Stored dataset items

■ ■ ■ ■ ■ ■ ■

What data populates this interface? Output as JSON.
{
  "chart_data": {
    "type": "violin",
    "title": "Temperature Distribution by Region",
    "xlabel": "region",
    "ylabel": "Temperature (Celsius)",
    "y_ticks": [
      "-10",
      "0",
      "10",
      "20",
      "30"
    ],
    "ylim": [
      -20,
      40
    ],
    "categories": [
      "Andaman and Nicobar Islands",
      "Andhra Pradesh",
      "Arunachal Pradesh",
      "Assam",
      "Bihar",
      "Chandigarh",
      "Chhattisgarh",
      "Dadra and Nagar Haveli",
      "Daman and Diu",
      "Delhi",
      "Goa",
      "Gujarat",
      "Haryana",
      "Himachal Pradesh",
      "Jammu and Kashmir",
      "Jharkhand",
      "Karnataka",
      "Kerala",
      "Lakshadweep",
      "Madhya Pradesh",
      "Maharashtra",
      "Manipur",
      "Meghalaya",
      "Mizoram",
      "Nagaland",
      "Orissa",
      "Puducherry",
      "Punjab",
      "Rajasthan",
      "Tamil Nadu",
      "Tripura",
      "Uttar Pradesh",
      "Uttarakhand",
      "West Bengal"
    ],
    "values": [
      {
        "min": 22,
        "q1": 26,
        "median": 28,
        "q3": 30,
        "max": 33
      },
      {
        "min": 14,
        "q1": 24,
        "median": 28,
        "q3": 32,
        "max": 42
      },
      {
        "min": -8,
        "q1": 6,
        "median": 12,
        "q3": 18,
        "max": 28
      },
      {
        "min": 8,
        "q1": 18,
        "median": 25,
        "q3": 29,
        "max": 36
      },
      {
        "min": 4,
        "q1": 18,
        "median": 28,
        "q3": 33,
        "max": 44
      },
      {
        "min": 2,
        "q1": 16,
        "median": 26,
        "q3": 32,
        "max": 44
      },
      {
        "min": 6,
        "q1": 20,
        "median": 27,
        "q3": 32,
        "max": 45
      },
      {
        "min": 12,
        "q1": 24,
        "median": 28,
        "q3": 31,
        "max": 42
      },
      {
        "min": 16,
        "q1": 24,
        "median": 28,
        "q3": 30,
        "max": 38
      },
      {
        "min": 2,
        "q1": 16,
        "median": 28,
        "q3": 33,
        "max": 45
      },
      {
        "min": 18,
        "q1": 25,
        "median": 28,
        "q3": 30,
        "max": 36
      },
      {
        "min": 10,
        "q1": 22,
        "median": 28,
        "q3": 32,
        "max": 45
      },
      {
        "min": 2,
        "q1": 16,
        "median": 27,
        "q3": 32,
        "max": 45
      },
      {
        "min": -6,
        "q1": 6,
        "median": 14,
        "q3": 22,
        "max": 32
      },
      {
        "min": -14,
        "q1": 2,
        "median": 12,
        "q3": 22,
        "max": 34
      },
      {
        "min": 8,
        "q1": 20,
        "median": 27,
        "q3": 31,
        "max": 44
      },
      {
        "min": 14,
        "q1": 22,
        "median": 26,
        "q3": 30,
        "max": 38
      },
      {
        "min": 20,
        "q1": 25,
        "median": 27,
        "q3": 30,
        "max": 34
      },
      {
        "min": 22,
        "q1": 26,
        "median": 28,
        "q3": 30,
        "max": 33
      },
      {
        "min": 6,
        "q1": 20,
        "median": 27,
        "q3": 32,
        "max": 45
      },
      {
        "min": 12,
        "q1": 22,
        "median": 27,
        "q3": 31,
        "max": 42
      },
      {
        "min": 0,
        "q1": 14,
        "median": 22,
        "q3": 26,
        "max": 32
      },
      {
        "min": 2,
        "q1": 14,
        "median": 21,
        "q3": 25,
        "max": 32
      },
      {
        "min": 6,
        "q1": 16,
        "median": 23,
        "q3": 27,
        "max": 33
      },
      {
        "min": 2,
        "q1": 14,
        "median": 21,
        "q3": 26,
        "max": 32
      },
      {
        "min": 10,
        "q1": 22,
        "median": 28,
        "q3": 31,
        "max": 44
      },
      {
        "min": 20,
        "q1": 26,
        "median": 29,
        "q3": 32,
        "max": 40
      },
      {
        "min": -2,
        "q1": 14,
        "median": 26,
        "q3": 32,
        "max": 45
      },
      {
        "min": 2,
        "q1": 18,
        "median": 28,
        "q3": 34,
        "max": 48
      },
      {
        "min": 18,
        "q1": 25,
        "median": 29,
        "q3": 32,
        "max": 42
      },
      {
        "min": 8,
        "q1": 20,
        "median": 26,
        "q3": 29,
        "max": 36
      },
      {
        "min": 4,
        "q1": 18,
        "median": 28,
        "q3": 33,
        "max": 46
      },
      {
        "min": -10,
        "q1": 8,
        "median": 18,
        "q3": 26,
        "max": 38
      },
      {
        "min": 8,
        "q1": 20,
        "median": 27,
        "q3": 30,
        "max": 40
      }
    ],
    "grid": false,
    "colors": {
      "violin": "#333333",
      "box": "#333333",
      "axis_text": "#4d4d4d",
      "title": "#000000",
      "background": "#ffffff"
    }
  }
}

■ ■ ■ ■ ■ ■ ■

Using the exact wording, write out all of the records.

• **Solution to this exercise**
What data populates this interface? Output as JSON.
{
  "chart_data": {
    "type": "violin",
    "title": "Temperature Distribution by Region",
    "xlabel": "region",
    "ylabel": "Temperature (Celsius)",
    "y_ticks": [
      "-10",
      "0",
      "10",
      "20",
      "30"
    ],
    "ylim": [
      -20,
      40
    ],
    "categories": [
      "Andaman and Nicobar Islands",
      "Andhra Pradesh",
      "Arunachal Pradesh",
      "Assam",
      "Bihar",
      "Chandigarh",
      "Chhattisgarh",
      "Dadra and Nagar Haveli",
      "Daman and Diu",
      "Delhi",
      "Goa",
      "Gujarat",
      "Haryana",
      "Himachal Pradesh",
      "Jammu and Kashmir",
      "Jharkhand",
      "Karnataka",
      "Kerala",
      "Lakshadweep",
      "Madhya Pradesh",
      "Maharashtra",
      "Manipur",
      "Meghalaya",
      "Mizoram",
      "Nagaland",
      "Orissa",
      "Puducherry",
      "Punjab",
      "Rajasthan",
      "Tamil Nadu",
      "Tripura",
      "Uttar Pradesh",
      "Uttarakhand",
      "West Bengal"
    ],
    "values": [
      {
        "min": 22,
        "q1": 26,
        "median": 28,
        "q3": 30,
        "max": 33
      },
      {
        "min": 14,
        "q1": 24,
        "median": 28,
        "q3": 32,
        "max": 42
      },
      {
        "min": -8,
        "q1": 6,
        "median": 12,
        "q3": 18,
        "max": 28
      },
      {
        "min": 8,
        "q1": 18,
        "median": 25,
        "q3": 29,
        "max": 36
      },
      {
        "min": 4,
        "q1": 18,
        "median": 28,
        "q3": 33,
        "max": 44
      },
      {
        "min": 2,
        "q1": 16,
        "median": 26,
        "q3": 32,
        "max": 44
      },
      {
        "min": 6,
        "q1": 20,
        "median": 27,
        "q3": 32,
        "max": 45
      },
      {
        "min": 12,
        "q1": 24,
        "median": 28,
        "q3": 31,
        "max": 42
      },
      {
        "min": 16,
        "q1": 24,
        "median": 28,
        "q3": 30,
        "max": 38
      },
      {
        "min": 2,
        "q1": 16,
        "median": 28,
        "q3": 33,
        "max": 45
      },
      {
        "min": 18,
        "q1": 25,
        "median": 28,
        "q3": 30,
        "max": 36
      },
      {
        "min": 10,
        "q1": 22,
        "median": 28,
        "q3": 32,
        "max": 45
      },
      {
        "min": 2,
        "q1": 16,
        "median": 27,
        "q3": 32,
        "max": 45
      },
      {
        "min": -6,
        "q1": 6,
        "median": 14,
        "q3": 22,
        "max": 32
      },
      {
        "min": -14,
        "q1": 2,
        "median": 12,
        "q3": 22,
        "max": 34
      },
      {
        "min": 8,
        "q1": 20,
        "median": 27,
        "q3": 31,
        "max": 44
      },
      {
        "min": 14,
        "q1": 22,
        "median": 26,
        "q3": 30,
        "max": 38
      },
      {
        "min": 20,
        "q1": 25,
        "median": 27,
        "q3": 30,
        "max": 34
      },
      {
        "min": 22,
        "q1": 26,
        "median": 28,
        "q3": 30,
        "max": 33
      },
      {
        "min": 6,
        "q1": 20,
        "median": 27,
        "q3": 32,
        "max": 45
      },
      {
        "min": 12,
        "q1": 22,
        "median": 27,
        "q3": 31,
        "max": 42
      },
      {
        "min": 0,
        "q1": 14,
        "median": 22,
        "q3": 26,
        "max": 32
      },
      {
        "min": 2,
        "q1": 14,
        "median": 21,
        "q3": 25,
        "max": 32
      },
      {
        "min": 6,
        "q1": 16,
        "median": 23,
        "q3": 27,
        "max": 33
      },
      {
        "min": 2,
        "q1": 14,
        "median": 21,
        "q3": 26,
        "max": 32
      },
      {
        "min": 10,
        "q1": 22,
        "median": 28,
        "q3": 31,
        "max": 44
      },
      {
        "min": 20,
        "q1": 26,
        "median": 29,
        "q3": 32,
        "max": 40
      },
      {
        "min": -2,
        "q1": 14,
        "median": 26,
        "q3": 32,
        "max": 45
      },
      {
        "min": 2,
        "q1": 18,
        "median": 28,
        "q3": 34,
        "max": 48
      },
      {
        "min": 18,
        "q1": 25,
        "median": 29,
        "q3": 32,
        "max": 42
      },
      {
        "min": 8,
        "q1": 20,
        "median": 26,
        "q3": 29,
        "max": 36
      },
      {
        "min": 4,
        "q1": 18,
        "median": 28,
        "q3": 33,
        "max": 46
      },
      {
        "min": -10,
        "q1": 8,
        "median": 18,
        "q3": 26,
        "max": 38
      },
      {
        "min": 8,
        "q1": 20,
        "median": 27,
        "q3": 30,
        "max": 40
      }
    ],
    "grid": false,
    "colors": {
      "violin": "#333333",
      "box": "#333333",
      "axis_text": "#4d4d4d",
      "title": "#000000",
      "background": "#ffffff"
    }
  }
}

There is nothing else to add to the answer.